Task prompt: Below is a listing; reproduce each line of it exactly.

Records for this exercise:
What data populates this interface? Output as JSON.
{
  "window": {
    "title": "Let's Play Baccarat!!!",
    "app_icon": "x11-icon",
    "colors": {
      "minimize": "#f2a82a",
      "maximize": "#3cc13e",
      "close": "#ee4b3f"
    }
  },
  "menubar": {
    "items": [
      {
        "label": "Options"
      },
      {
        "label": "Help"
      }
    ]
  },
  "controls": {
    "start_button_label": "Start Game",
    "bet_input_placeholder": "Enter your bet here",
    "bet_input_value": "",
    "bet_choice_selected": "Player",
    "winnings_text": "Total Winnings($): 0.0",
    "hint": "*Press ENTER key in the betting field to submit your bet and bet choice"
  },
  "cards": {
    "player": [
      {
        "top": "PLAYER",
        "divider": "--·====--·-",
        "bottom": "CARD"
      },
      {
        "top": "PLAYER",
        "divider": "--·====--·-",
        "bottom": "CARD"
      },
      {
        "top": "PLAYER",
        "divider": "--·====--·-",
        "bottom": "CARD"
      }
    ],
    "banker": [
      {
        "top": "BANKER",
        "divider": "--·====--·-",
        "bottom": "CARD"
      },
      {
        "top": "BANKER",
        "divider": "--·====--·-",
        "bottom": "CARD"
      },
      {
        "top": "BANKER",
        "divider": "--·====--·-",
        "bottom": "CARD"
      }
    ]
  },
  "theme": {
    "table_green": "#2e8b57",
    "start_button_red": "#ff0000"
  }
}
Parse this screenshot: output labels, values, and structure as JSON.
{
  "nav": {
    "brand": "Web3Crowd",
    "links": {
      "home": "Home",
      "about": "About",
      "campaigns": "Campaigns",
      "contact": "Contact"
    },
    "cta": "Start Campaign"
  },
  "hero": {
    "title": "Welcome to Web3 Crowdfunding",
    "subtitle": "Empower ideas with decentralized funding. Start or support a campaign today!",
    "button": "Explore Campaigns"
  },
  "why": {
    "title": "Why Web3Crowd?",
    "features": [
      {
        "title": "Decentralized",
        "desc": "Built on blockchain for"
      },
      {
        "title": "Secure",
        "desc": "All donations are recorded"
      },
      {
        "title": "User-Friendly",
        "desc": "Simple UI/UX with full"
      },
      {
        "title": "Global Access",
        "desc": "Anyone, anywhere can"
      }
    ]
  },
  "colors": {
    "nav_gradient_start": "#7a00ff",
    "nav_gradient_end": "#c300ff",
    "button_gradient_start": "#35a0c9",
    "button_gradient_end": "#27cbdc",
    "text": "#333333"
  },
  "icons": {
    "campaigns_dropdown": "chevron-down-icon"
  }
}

Written response:
What data populates this interface? Output as JSON.
{
  "window": {
    "title": "Let's Play Baccarat!!!",
    "app_icon": "x11-icon",
    "colors": {
      "minimize": "#f2a82a",
      "maximize": "#3cc13e",
      "close": "#ee4b3f"
    }
  },
  "menubar": {
    "items": [
      {
        "label": "Options"
      },
      {
        "label": "Help"
      }
    ]
  },
  "controls": {
    "start_button_label": "Start Game",
    "bet_input_placeholder": "Enter your bet here",
    "bet_input_value": "",
    "bet_choice_selected": "Player",
    "winnings_text": "Total Winnings($): 0.0",
    "hint": "*Press ENTER key in the betting field to submit your bet and bet choice"
  },
  "cards": {
    "player": [
      {
        "top": "PLAYER",
        "divider": "--·====--·-",
        "bottom": "CARD"
      },
      {
        "top": "PLAYER",
        "divider": "--·====--·-",
        "bottom": "CARD"
      },
      {
        "top": "PLAYER",
        "divider": "--·====--·-",
        "bottom": "CARD"
      }
    ],
    "banker": [
      {
        "top": "BANKER",
        "divider": "--·====--·-",
        "bottom": "CARD"
      },
      {
        "top": "BANKER",
        "divider": "--·====--·-",
        "bottom": "CARD"
      },
      {
        "top": "BANKER",
        "divider": "--·====--·-",
        "bottom": "CARD"
      }
    ]
  },
  "theme": {
    "table_green": "#2e8b57",
    "start_button_red": "#ff0000"
  }
}
Parse this screenshot: output labels, values, and structure as JSON.
{
  "nav": {
    "brand": "Web3Crowd",
    "links": {
      "home": "Home",
      "about": "About",
      "campaigns": "Campaigns",
      "contact": "Contact"
    },
    "cta": "Start Campaign"
  },
  "hero": {
    "title": "Welcome to Web3 Crowdfunding",
    "subtitle": "Empower ideas with decentralized funding. Start or support a campaign today!",
    "button": "Explore Campaigns"
  },
  "why": {
    "title": "Why Web3Crowd?",
    "features": [
      {
        "title": "Decentralized",
        "desc": "Built on blockchain for"
      },
      {
        "title": "Secure",
        "desc": "All donations are recorded"
      },
      {
        "title": "User-Friendly",
        "desc": "Simple UI/UX with full"
      },
      {
        "title": "Global Access",
        "desc": "Anyone, anywhere can"
      }
    ]
  },
  "colors": {
    "nav_gradient_start": "#7a00ff",
    "nav_gradient_end": "#c300ff",
    "button_gradient_start": "#35a0c9",
    "button_gradient_end": "#27cbdc",
    "text": "#333333"
  },
  "icons": {
    "campaigns_dropdown": "chevron-down-icon"
  }
}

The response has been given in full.